--- begin ---

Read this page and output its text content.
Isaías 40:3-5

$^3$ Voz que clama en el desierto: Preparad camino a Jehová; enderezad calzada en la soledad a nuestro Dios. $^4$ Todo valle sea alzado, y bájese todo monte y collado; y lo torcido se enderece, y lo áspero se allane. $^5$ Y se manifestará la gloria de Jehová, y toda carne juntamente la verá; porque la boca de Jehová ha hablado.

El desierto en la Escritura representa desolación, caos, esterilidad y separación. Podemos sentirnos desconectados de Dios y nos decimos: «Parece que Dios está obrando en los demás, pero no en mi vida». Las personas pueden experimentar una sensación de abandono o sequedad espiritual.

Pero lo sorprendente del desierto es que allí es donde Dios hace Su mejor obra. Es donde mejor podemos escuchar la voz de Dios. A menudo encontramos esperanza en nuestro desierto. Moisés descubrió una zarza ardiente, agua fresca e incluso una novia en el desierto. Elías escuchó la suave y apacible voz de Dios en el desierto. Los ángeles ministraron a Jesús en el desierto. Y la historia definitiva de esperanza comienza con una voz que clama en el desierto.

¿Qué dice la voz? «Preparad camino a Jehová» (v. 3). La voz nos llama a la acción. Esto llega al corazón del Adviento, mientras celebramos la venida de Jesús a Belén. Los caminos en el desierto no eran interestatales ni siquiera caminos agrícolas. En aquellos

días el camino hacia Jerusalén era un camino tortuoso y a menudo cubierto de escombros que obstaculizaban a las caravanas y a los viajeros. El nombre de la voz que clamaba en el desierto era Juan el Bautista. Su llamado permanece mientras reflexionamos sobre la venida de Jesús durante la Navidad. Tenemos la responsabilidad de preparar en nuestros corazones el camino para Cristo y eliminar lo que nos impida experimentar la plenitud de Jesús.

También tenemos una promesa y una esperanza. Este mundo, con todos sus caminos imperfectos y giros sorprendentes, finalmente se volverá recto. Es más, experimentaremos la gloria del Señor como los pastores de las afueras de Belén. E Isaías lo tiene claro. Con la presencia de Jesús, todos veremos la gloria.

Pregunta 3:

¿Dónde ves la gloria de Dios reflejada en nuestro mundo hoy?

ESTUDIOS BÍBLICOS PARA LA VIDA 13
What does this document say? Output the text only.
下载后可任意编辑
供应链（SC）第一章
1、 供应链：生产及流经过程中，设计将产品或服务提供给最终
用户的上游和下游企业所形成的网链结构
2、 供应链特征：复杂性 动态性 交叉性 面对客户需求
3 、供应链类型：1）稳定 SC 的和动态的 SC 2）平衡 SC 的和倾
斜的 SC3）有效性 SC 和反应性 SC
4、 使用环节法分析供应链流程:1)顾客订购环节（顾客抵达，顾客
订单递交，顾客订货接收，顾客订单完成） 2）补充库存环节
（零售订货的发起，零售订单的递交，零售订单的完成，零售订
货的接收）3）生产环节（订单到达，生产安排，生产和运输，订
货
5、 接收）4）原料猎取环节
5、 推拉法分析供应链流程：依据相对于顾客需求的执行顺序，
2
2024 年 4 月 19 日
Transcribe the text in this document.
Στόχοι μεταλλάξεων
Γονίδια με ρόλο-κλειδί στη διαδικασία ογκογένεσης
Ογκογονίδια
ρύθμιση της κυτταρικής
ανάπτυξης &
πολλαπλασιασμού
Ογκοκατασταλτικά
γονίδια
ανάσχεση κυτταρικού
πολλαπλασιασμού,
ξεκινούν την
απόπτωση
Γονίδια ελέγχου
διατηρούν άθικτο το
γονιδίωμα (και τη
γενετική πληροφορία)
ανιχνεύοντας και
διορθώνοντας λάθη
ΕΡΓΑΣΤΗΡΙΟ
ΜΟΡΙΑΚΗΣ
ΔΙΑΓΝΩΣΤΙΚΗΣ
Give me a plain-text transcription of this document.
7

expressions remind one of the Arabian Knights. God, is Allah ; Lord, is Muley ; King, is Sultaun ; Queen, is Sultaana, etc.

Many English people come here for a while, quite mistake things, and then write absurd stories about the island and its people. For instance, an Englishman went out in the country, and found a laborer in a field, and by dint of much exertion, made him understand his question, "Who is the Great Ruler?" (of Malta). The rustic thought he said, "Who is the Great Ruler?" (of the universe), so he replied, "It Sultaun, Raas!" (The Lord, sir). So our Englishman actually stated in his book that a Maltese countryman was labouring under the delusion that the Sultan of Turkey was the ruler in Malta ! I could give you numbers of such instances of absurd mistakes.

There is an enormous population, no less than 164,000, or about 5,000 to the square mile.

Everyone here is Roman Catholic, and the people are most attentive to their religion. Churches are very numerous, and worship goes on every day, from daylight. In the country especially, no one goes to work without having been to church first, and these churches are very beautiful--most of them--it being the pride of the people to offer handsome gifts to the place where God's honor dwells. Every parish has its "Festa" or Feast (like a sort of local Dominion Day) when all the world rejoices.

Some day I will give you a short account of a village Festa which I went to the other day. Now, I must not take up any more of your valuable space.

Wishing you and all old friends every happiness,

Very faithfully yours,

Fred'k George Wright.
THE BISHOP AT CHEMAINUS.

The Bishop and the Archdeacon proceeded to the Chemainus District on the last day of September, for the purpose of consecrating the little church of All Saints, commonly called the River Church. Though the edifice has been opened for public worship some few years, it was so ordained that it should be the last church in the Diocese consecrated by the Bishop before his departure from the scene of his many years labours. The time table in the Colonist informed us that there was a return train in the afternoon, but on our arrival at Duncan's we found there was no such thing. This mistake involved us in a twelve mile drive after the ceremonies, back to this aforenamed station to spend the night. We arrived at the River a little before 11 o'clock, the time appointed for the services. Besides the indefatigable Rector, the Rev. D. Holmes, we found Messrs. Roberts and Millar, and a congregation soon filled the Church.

--- end ---

→ **Work to complete**
Copy all the records above exactly, missing none.

→ **Written answer**
Read this page and output its text content.
Isaías 40:3-5

$^3$ Voz que clama en el desierto: Preparad camino a Jehová; enderezad calzada en la soledad a nuestro Dios. $^4$ Todo valle sea alzado, y bájese todo monte y collado; y lo torcido se enderece, y lo áspero se allane. $^5$ Y se manifestará la gloria de Jehová, y toda carne juntamente la verá; porque la boca de Jehová ha hablado.

El desierto en la Escritura representa desolación, caos, esterilidad y separación. Podemos sentirnos desconectados de Dios y nos decimos: «Parece que Dios está obrando en los demás, pero no en mi vida». Las personas pueden experimentar una sensación de abandono o sequedad espiritual.

Pero lo sorprendente del desierto es que allí es donde Dios hace Su mejor obra. Es donde mejor podemos escuchar la voz de Dios. A menudo encontramos esperanza en nuestro desierto. Moisés descubrió una zarza ardiente, agua fresca e incluso una novia en el desierto. Elías escuchó la suave y apacible voz de Dios en el desierto. Los ángeles ministraron a Jesús en el desierto. Y la historia definitiva de esperanza comienza con una voz que clama en el desierto.

¿Qué dice la voz? «Preparad camino a Jehová» (v. 3). La voz nos llama a la acción. Esto llega al corazón del Adviento, mientras celebramos la venida de Jesús a Belén. Los caminos en el desierto no eran interestatales ni siquiera caminos agrícolas. En aquellos

días el camino hacia Jerusalén era un camino tortuoso y a menudo cubierto de escombros que obstaculizaban a las caravanas y a los viajeros. El nombre de la voz que clamaba en el desierto era Juan el Bautista. Su llamado permanece mientras reflexionamos sobre la venida de Jesús durante la Navidad. Tenemos la responsabilidad de preparar en nuestros corazones el camino para Cristo y eliminar lo que nos impida experimentar la plenitud de Jesús.

También tenemos una promesa y una esperanza. Este mundo, con todos sus caminos imperfectos y giros sorprendentes, finalmente se volverá recto. Es más, experimentaremos la gloria del Señor como los pastores de las afueras de Belén. E Isaías lo tiene claro. Con la presencia de Jesús, todos veremos la gloria.

Pregunta 3:

¿Dónde ves la gloria de Dios reflejada en nuestro mundo hoy?

ESTUDIOS BÍBLICOS PARA LA VIDA 13
What does this document say? Output the text only.
下载后可任意编辑
供应链（SC）第一章
1、 供应链：生产及流经过程中，设计将产品或服务提供给最终
用户的上游和下游企业所形成的网链结构
2、 供应链特征：复杂性 动态性 交叉性 面对客户需求
3 、供应链类型：1）稳定 SC 的和动态的 SC 2）平衡 SC 的和倾
斜的 SC3）有效性 SC 和反应性 SC
4、 使用环节法分析供应链流程:1)顾客订购环节（顾客抵达，顾客
订单递交，顾客订货接收，顾客订单完成） 2）补充库存环节
（零售订货的发起，零售订单的递交，零售订单的完成，零售订
货的接收）3）生产环节（订单到达，生产安排，生产和运输，订
货
5、 接收）4）原料猎取环节
5、 推拉法分析供应链流程：依据相对于顾客需求的执行顺序，
2
2024 年 4 月 19 日
Transcribe the text in this document.
Στόχοι μεταλλάξεων
Γονίδια με ρόλο-κλειδί στη διαδικασία ογκογένεσης
Ογκογονίδια
ρύθμιση της κυτταρικής
ανάπτυξης &
πολλαπλασιασμού
Ογκοκατασταλτικά
γονίδια
ανάσχεση κυτταρικού
πολλαπλασιασμού,
ξεκινούν την
απόπτωση
Γονίδια ελέγχου
διατηρούν άθικτο το
γονιδίωμα (και τη
γενετική πληροφορία)
ανιχνεύοντας και
διορθώνοντας λάθη
ΕΡΓΑΣΤΗΡΙΟ
ΜΟΡΙΑΚΗΣ
ΔΙΑΓΝΩΣΤΙΚΗΣ
Give me a plain-text transcription of this document.
7

expressions remind one of the Arabian Knights. God, is Allah ; Lord, is Muley ; King, is Sultaun ; Queen, is Sultaana, etc.

Many English people come here for a while, quite mistake things, and then write absurd stories about the island and its people. For instance, an Englishman went out in the country, and found a laborer in a field, and by dint of much exertion, made him understand his question, "Who is the Great Ruler?" (of Malta). The rustic thought he said, "Who is the Great Ruler?" (of the universe), so he replied, "It Sultaun, Raas!" (The Lord, sir). So our Englishman actually stated in his book that a Maltese countryman was labouring under the delusion that the Sultan of Turkey was the ruler in Malta ! I could give you numbers of such instances of absurd mistakes.

There is an enormous population, no less than 164,000, or about 5,000 to the square mile.

Everyone here is Roman Catholic, and the people are most attentive to their religion. Churches are very numerous, and worship goes on every day, from daylight. In the country especially, no one goes to work without having been to church first, and these churches are very beautiful--most of them--it being the pride of the people to offer handsome gifts to the place where God's honor dwells. Every parish has its "Festa" or Feast (like a sort of local Dominion Day) when all the world rejoices.

Some day I will give you a short account of a village Festa which I went to the other day. Now, I must not take up any more of your valuable space.

Wishing you and all old friends every happiness,

Very faithfully yours,

Fred'k George Wright.
THE BISHOP AT CHEMAINUS.

The Bishop and the Archdeacon proceeded to the Chemainus District on the last day of September, for the purpose of consecrating the little church of All Saints, commonly called the River Church. Though the edifice has been opened for public worship some few years, it was so ordained that it should be the last church in the Diocese consecrated by the Bishop before his departure from the scene of his many years labours. The time table in the Colonist informed us that there was a return train in the afternoon, but on our arrival at Duncan's we found there was no such thing. This mistake involved us in a twelve mile drive after the ceremonies, back to this aforenamed station to spend the night. We arrived at the River a little before 11 o'clock, the time appointed for the services. Besides the indefatigable Rector, the Rev. D. Holmes, we found Messrs. Roberts and Millar, and a congregation soon filled the Church.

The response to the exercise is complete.